▸ Required work
Reproduce each line that includes the word "type".

Dataset items:
══════════
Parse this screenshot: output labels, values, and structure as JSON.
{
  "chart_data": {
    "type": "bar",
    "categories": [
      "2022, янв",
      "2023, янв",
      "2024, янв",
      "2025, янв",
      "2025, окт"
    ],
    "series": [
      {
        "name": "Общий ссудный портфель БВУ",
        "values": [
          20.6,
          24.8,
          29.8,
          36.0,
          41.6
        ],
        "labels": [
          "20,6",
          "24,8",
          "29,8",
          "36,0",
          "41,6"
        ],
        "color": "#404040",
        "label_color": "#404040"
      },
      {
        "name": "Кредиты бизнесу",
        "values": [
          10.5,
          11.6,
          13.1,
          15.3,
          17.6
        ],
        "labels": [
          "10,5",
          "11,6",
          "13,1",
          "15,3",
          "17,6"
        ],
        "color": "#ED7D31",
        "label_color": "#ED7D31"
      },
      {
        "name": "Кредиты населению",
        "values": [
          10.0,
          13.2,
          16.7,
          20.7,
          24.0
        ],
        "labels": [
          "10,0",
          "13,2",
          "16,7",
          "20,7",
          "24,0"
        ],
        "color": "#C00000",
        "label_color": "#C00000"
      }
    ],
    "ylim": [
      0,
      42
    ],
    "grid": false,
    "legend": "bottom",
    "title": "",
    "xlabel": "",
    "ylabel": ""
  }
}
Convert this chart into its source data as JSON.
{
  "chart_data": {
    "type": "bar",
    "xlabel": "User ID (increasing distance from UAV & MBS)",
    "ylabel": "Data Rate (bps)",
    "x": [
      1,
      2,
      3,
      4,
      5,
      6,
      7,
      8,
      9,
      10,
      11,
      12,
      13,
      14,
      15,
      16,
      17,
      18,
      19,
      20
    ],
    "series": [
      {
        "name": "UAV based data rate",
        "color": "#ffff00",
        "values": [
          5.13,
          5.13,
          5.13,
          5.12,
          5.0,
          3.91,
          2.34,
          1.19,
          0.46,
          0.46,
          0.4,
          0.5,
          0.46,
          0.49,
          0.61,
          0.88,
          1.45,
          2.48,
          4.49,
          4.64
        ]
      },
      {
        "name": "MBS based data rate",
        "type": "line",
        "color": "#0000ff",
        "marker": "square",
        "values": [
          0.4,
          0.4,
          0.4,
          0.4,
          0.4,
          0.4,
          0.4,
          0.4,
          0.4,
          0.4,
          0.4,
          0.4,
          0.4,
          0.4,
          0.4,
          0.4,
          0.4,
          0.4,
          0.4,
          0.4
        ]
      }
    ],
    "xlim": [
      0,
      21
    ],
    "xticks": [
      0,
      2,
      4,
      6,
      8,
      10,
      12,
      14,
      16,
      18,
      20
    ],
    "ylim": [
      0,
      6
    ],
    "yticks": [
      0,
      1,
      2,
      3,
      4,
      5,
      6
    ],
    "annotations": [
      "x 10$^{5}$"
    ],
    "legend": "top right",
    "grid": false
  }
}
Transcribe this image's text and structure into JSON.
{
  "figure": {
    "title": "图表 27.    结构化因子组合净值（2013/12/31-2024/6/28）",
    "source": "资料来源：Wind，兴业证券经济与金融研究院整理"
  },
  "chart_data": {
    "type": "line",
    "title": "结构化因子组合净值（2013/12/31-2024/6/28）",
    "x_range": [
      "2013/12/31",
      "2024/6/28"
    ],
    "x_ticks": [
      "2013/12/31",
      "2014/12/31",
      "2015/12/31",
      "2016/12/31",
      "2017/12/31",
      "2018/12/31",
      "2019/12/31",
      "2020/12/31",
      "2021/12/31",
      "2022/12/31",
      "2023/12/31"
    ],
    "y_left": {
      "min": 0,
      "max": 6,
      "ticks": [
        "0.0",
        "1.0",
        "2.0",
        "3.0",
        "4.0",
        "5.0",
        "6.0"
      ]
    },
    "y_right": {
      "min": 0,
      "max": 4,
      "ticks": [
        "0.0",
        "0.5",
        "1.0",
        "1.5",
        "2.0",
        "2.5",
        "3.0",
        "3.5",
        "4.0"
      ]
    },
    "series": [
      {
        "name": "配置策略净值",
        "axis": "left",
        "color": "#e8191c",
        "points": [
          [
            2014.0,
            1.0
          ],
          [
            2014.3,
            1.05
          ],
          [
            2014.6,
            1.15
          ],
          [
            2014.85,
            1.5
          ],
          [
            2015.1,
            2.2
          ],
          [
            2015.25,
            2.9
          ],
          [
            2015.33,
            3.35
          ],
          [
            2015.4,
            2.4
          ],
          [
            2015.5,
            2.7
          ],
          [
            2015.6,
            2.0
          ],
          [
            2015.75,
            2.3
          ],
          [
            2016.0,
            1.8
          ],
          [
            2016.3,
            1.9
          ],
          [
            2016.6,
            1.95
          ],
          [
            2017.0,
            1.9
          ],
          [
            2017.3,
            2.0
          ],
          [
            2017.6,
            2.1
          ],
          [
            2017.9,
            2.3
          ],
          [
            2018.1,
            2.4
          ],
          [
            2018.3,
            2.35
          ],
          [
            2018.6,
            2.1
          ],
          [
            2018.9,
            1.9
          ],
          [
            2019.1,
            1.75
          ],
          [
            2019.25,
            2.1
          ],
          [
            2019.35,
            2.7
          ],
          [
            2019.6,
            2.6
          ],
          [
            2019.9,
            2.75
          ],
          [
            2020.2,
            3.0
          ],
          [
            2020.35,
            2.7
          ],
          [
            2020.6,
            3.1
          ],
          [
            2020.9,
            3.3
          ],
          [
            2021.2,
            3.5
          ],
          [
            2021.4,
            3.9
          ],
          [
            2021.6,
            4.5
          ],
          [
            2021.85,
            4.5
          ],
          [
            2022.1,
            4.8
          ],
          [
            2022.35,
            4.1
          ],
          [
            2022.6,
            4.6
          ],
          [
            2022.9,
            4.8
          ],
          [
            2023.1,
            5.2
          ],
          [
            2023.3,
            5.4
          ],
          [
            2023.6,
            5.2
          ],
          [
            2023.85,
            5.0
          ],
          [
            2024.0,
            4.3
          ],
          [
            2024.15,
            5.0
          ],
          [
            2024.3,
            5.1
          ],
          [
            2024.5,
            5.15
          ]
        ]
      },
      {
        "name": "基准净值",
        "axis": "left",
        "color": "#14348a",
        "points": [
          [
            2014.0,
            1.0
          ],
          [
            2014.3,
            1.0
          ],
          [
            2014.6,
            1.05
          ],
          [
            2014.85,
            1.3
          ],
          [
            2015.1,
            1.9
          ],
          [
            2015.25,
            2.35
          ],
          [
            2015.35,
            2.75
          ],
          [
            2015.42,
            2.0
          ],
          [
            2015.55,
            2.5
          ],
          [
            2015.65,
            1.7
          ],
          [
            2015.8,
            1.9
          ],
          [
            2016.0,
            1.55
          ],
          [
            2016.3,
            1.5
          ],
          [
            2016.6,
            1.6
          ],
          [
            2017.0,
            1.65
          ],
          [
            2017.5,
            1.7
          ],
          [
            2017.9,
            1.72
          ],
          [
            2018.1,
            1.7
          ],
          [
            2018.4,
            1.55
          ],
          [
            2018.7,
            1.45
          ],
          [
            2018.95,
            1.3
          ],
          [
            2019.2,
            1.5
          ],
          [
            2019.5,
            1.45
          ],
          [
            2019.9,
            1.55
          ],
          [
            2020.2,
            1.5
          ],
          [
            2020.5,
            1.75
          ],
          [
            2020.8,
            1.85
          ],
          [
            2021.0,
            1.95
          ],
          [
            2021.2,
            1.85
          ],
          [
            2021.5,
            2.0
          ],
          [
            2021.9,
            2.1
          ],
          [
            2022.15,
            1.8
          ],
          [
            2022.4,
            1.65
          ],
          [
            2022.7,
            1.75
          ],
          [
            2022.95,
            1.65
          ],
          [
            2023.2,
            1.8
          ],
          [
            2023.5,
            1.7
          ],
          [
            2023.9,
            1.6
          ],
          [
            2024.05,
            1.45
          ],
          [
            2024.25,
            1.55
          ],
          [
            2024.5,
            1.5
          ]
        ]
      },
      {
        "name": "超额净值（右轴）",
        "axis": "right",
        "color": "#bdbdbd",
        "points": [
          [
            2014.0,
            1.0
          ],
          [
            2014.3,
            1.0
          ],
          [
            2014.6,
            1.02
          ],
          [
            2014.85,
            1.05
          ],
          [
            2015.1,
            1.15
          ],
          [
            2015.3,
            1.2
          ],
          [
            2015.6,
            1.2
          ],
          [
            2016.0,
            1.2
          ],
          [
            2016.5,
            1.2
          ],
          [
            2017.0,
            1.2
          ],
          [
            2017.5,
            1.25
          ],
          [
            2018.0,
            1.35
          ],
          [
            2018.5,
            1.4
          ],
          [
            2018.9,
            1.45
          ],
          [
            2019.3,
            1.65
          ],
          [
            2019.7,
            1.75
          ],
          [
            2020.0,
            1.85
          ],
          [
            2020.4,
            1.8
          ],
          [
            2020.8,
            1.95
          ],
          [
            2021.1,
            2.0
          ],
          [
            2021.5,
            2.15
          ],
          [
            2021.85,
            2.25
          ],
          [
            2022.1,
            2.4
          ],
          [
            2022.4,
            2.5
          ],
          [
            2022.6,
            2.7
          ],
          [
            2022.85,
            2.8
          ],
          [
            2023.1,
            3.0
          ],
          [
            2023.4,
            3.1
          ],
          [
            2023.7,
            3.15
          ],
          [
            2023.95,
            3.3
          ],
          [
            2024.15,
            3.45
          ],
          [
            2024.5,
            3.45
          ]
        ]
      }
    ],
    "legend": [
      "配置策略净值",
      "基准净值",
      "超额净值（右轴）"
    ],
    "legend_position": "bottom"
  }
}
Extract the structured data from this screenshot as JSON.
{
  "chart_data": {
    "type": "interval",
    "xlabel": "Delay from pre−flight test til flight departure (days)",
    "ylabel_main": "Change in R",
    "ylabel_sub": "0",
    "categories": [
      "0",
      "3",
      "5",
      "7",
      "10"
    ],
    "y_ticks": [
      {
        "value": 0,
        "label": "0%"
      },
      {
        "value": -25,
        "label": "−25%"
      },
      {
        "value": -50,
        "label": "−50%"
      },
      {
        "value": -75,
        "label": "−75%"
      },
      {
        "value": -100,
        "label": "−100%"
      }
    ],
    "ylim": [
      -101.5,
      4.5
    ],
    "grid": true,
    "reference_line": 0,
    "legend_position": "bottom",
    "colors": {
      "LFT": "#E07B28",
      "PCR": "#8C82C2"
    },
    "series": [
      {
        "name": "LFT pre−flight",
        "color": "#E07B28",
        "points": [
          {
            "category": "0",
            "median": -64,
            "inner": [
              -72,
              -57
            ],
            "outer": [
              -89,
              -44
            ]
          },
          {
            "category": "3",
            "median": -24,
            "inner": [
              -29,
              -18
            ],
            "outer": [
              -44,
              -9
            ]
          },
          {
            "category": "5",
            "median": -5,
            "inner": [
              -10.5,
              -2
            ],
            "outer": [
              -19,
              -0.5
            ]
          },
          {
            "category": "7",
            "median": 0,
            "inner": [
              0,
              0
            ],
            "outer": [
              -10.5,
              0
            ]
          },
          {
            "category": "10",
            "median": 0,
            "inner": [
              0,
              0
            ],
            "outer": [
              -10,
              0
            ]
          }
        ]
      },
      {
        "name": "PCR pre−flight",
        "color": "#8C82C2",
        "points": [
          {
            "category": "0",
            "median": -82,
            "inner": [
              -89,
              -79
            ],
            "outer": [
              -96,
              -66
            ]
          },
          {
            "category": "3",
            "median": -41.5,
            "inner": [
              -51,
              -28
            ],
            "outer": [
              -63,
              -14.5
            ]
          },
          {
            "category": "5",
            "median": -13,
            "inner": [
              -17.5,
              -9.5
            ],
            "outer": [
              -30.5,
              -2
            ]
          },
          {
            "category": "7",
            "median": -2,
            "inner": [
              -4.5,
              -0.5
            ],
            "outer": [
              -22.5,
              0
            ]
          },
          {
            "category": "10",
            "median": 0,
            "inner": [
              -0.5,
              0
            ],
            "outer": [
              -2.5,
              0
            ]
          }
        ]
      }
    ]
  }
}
══════════
▸ Written answer
    "type": "bar",
    "type": "bar",
        "type": "line",
    "type": "line",
    "type": "interval",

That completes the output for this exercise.